Duplicate the rows starting at the one containing "salary-line: อัตราเงินเดือนระหว่าง ๑๕,๐๐๐-๑๖,๕๐๐" and ending at the one containing "section-line: (๑) สอน", with both of those rows included and every row kept identical.

### Provided records
>> start
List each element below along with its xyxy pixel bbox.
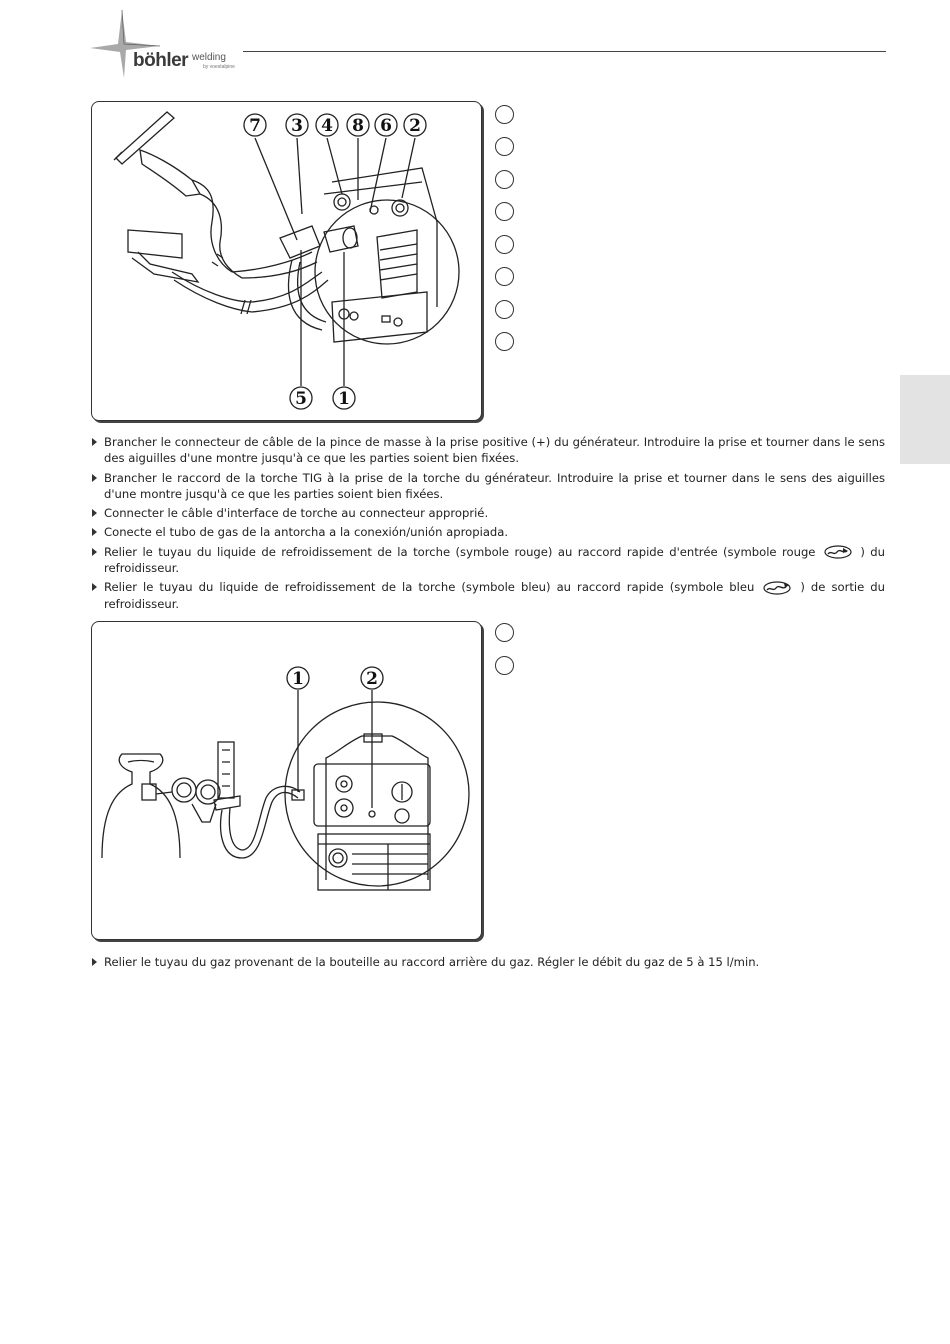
coolant-in-text-after: ) du refroidisseur. [104, 544, 886, 576]
callout-2: 2 [366, 669, 378, 689]
legend-marker-8 [495, 332, 514, 351]
instruction-item: Brancher le connecteur de câble de la pince de masse à la prise positive (+) du générateur. Introduire la prise et tourner dans le sens des aiguilles d'une montre jusqu'à ce que les parties soient bien fixées. [91, 434, 885, 467]
coolant-out-text-before: Relier le tuyau du liquide de refroidissement de la torche (symbole bleu) au raccord rapide (symbole bleu [104, 580, 755, 595]
brand-name: böhler [133, 50, 189, 71]
coolant-in-text-before: Relier le tuyau du liquide de refroidissement de la torche (symbole rouge) au raccord rapide d'entrée (symbole rouge [104, 544, 816, 559]
instruction-item-coolant-in [91, 544, 885, 577]
callout-3: 3 [291, 116, 303, 136]
callout-8: 8 [352, 116, 364, 136]
instruction-item-coolant-out [91, 579, 885, 612]
torch-connection-illustration [92, 102, 481, 420]
legend-marker-1 [495, 623, 514, 642]
instruction-item-gas: Relier le tuyau du gaz provenant de la bouteille au raccord arrière du gaz. Régler le débit du gaz de 5 à 15 l/min. [91, 954, 885, 970]
instruction-item: Brancher le raccord de la torche TIG à la prise de la torche du générateur. Introduire la prise et tourner dans le sens des aiguilles d'une montre jusqu'à ce que les parties soient bien fixées. [91, 470, 885, 503]
legend-marker-3 [495, 170, 514, 189]
callout-7: 7 [249, 116, 261, 136]
legend-marker-6 [495, 267, 514, 286]
figure-gas-connection [91, 621, 482, 940]
legend-marker-5 [495, 235, 514, 254]
coolant-inlet-icon [823, 545, 853, 559]
instructions-list-bottom [91, 954, 885, 973]
figure-torch-connection [91, 101, 482, 421]
legend-marker-2 [495, 137, 514, 156]
legend-marker-7 [495, 300, 514, 319]
brand-tagline: by voestalpine [203, 64, 235, 70]
legend-marker-2 [495, 656, 514, 675]
header-rule [243, 51, 886, 52]
callout-4: 4 [321, 116, 333, 136]
brand-product: welding [192, 52, 226, 63]
coolant-outlet-icon [762, 581, 792, 595]
callout-1: 1 [292, 669, 304, 689]
instruction-item: Connecter le câble d'interface de torche au connecteur approprié. [91, 505, 885, 521]
coolant-out-text-after: ) de sortie du refroidisseur. [104, 580, 885, 611]
callout-1: 1 [338, 389, 350, 409]
instruction-item: Conecte el tubo de gas de la antorcha a la conexión/unión apropiada. [91, 524, 885, 540]
callout-6: 6 [380, 116, 392, 136]
callout-5: 5 [295, 389, 307, 409]
language-side-tab [900, 375, 950, 464]
instructions-list-top [91, 434, 885, 615]
gas-connection-illustration [92, 622, 481, 939]
legend-marker-1 [495, 105, 514, 124]
legend-marker-4 [495, 202, 514, 221]
callout-2: 2 [409, 116, 421, 136]
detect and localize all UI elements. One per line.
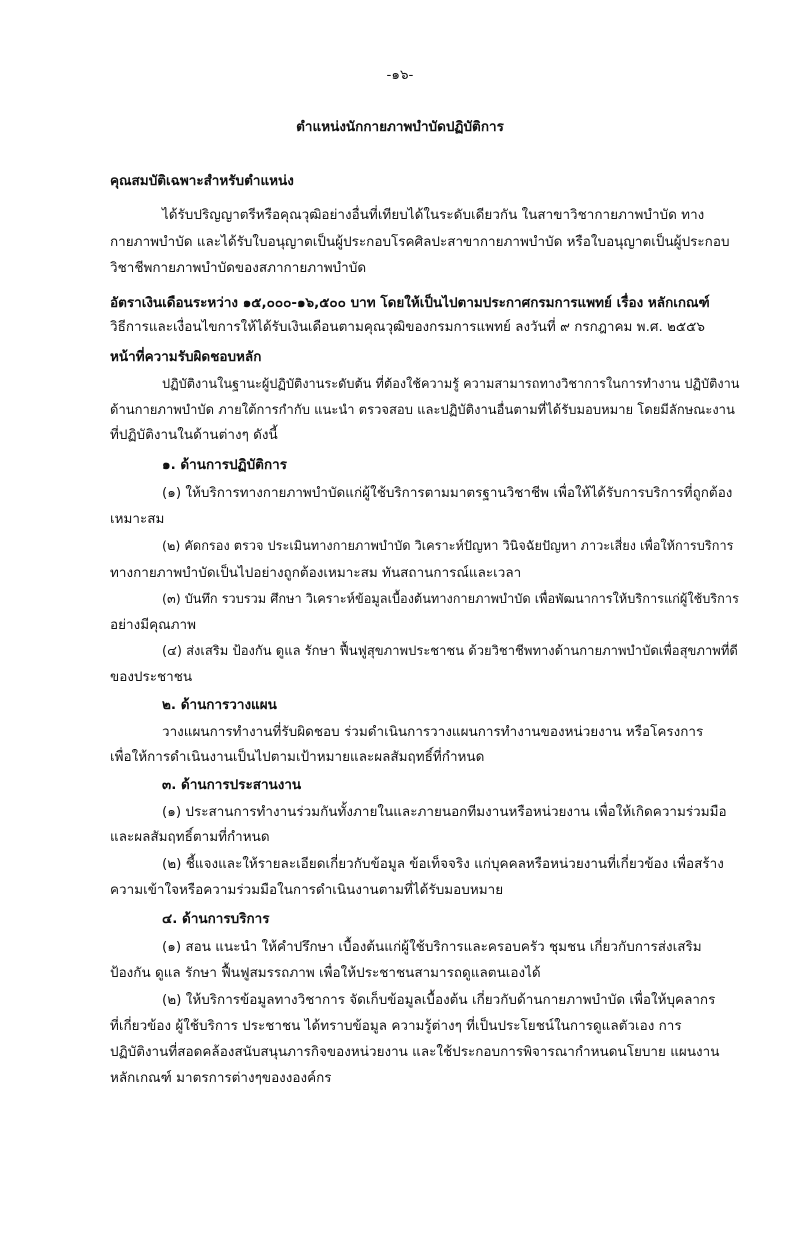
salary-line: อัตราเงินเดือนระหว่าง ๑๕,๐๐๐-๑๖,๕๐๐ บาท โดยให้เป็นไปตามประกาศกรมการแพทย์ เรื่อง หลักเกณฑ์ xyxy=(110,295,710,311)
qualification-line: กายภาพบำบัด และได้รับใบอนุญาตเป็นผู้ประกอบโรคศิลปะสาขากายภาพบำบัด หรือใบอนุญาตเป็นผู้ประกอบ xyxy=(110,234,730,250)
section-line: (๑) สอน แนะนำ ให้คำปรึกษา เบื้องต้นแก่ผู้ใช้บริการและครอบครัว ชุมชน เกี่ยวกับการส่งเสริม xyxy=(162,939,702,955)
section-line: (๔) ส่งเสริม ป้องกัน ดูแล รักษา ฟื้นฟูสุขภาพประชาชน ด้วยวิชาชีพทางด้านกายภาพบำบัดเพื่อสุขภาพที่ดี xyxy=(162,644,738,659)
section-line: (๑) ประสานการทำงานร่วมกันทั้งภายในและภายนอกทีมงานหรือหน่วยงาน เพื่อให้เกิดความร่วมมือ xyxy=(162,804,727,820)
page-number: -๑๖- xyxy=(386,67,414,83)
section-line: วางแผนการทำงานที่รับผิดชอบ ร่วมดำเนินการวางแผนการทำงานของหน่วยงาน หรือโครงการ xyxy=(162,724,704,740)
section-line: (๒) ให้บริการข้อมูลทางวิชาการ จัดเก็บข้อมูลเบื้องต้น เกี่ยวกับด้านกายภาพบำบัด เพื่อให้บุคลากร xyxy=(162,992,716,1008)
section-line: ป้องกัน ดูแล รักษา ฟื้นฟูสมรรถภาพ เพื่อให้ประชาชนสามารถดูแลตนเองได้ xyxy=(110,965,541,981)
section-heading-operations: ๑. ด้านการปฏิบัติการ xyxy=(162,457,287,473)
section-heading-service: ๔. ด้านการบริการ xyxy=(162,911,270,927)
section-line: (๑) ให้บริการทางกายภาพบำบัดแก่ผู้ใช้บริการตามมาตรฐานวิชาชีพ เพื่อให้ได้รับการบริการที่ถูกต้อง xyxy=(162,485,733,501)
duties-intro-line: ที่ปฏิบัติงานในด้านต่างๆ ดังนี้ xyxy=(110,427,278,443)
section-line: ที่เกี่ยวข้อง ผู้ใช้บริการ ประชาชน ได้ทราบข้อมูล ความรู้ต่างๆ ที่เป็นประโยชน์ในการดูแลตัวเอง การ xyxy=(110,1018,682,1034)
qualification-line: ได้รับปริญญาตรีหรือคุณวุฒิอย่างอื่นที่เทียบได้ในระดับเดียวกัน ในสาขาวิชากายภาพบำบัด ทาง xyxy=(162,207,705,223)
section-line: เหมาะสม xyxy=(110,511,165,527)
section-line: ความเข้าใจหรือความร่วมมือในการดำเนินงานตามที่ได้รับมอบหมาย xyxy=(110,882,504,898)
duties-heading: หน้าที่ความรับผิดชอบหลัก xyxy=(110,349,262,365)
section-line: ปฏิบัติงานที่สอดคล้องสนับสนุนภารกิจของหน่วยงาน และใช้ประกอบการพิจารณากำหนดนโยบาย แผนงาน xyxy=(110,1044,720,1060)
duties-intro-line: ปฏิบัติงานในฐานะผู้ปฏิบัติงานระดับต้น ที่ต้องใช้ความรู้ ความสามารถทางวิชาการในการทำงาน ปฏิบัติงาน xyxy=(162,377,740,392)
section-line: ทางกายภาพบำบัดเป็นไปอย่างถูกต้องเหมาะสม ทันสถานการณ์และเวลา xyxy=(110,565,522,581)
qualification-line: วิชาชีพกายภาพบำบัดของสภากายภาพบำบัด xyxy=(110,260,367,276)
section-heading-planning: ๒. ด้านการวางแผน xyxy=(162,697,277,713)
salary-line: วิธีการและเงื่อนไขการให้ได้รับเงินเดือนตามคุณวุฒิของกรมการแพทย์ ลงวันที่ ๙ กรกฎาคม พ.ศ. ๒๕๕๖ xyxy=(110,319,705,335)
page-title: ตำแหน่งนักกายภาพบำบัดปฏิบัติการ xyxy=(296,119,504,135)
section-line: (๒) ชี้แจงและให้รายละเอียดเกี่ยวกับข้อมูล ข้อเท็จจริง แก่บุคคลหรือหน่วยงานที่เกี่ยวข้อง เพื่อสร้าง xyxy=(162,856,724,872)
section-heading-coordination: ๓. ด้านการประสานงาน xyxy=(162,777,302,793)
section-line: และผลสัมฤทธิ์ตามที่กำหนด xyxy=(110,829,270,845)
section-line: เพื่อให้การดำเนินงานเป็นไปตามเป้าหมายและผลสัมฤทธิ์ที่กำหนด xyxy=(110,749,485,765)
section-line: ของประชาชน xyxy=(110,669,193,685)
section-line: (๓) บันทึก รวบรวม ศึกษา วิเคราะห์ข้อมูลเบื้องต้นทางกายภาพบำบัด เพื่อพัฒนาการให้บริการแก่ผู้ใช้บริการ xyxy=(162,592,739,607)
section-line: (๒) คัดกรอง ตรวจ ประเมินทางกายภาพบำบัด วิเคราะห์ปัญหา วินิจฉัยปัญหา ภาวะเสี่ยง เพื่อให้การบริการ xyxy=(162,539,734,554)
qualification-heading: คุณสมบัติเฉพาะสำหรับตำแหน่ง xyxy=(110,173,294,189)
duties-intro-line: ด้านกายภาพบำบัด ภายใต้การกำกับ แนะนำ ตรวจสอบ และปฏิบัติงานอื่นตามที่ได้รับมอบหมาย โดยมีลักษณะงาน xyxy=(110,403,735,418)
section-line: หลักเกณฑ์ มาตรการต่างๆของงองค์กร xyxy=(110,1070,332,1086)
section-line: อย่างมีคุณภาพ xyxy=(110,617,197,633)
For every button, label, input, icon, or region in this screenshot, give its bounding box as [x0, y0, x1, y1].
>> end
### Expected answer
salary-line: อัตราเงินเดือนระหว่าง ๑๕,๐๐๐-๑๖,๕๐๐ บาท โดยให้เป็นไปตามประกาศกรมการแพทย์ เรื่อง หลักเกณฑ์ xyxy=(110,295,710,311)
qualification-line: กายภาพบำบัด และได้รับใบอนุญาตเป็นผู้ประกอบโรคศิลปะสาขากายภาพบำบัด หรือใบอนุญาตเป็นผู้ประกอบ xyxy=(110,234,730,250)
section-line: (๑) สอน แนะนำ ให้คำปรึกษา เบื้องต้นแก่ผู้ใช้บริการและครอบครัว ชุมชน เกี่ยวกับการส่งเสริม xyxy=(162,939,702,955)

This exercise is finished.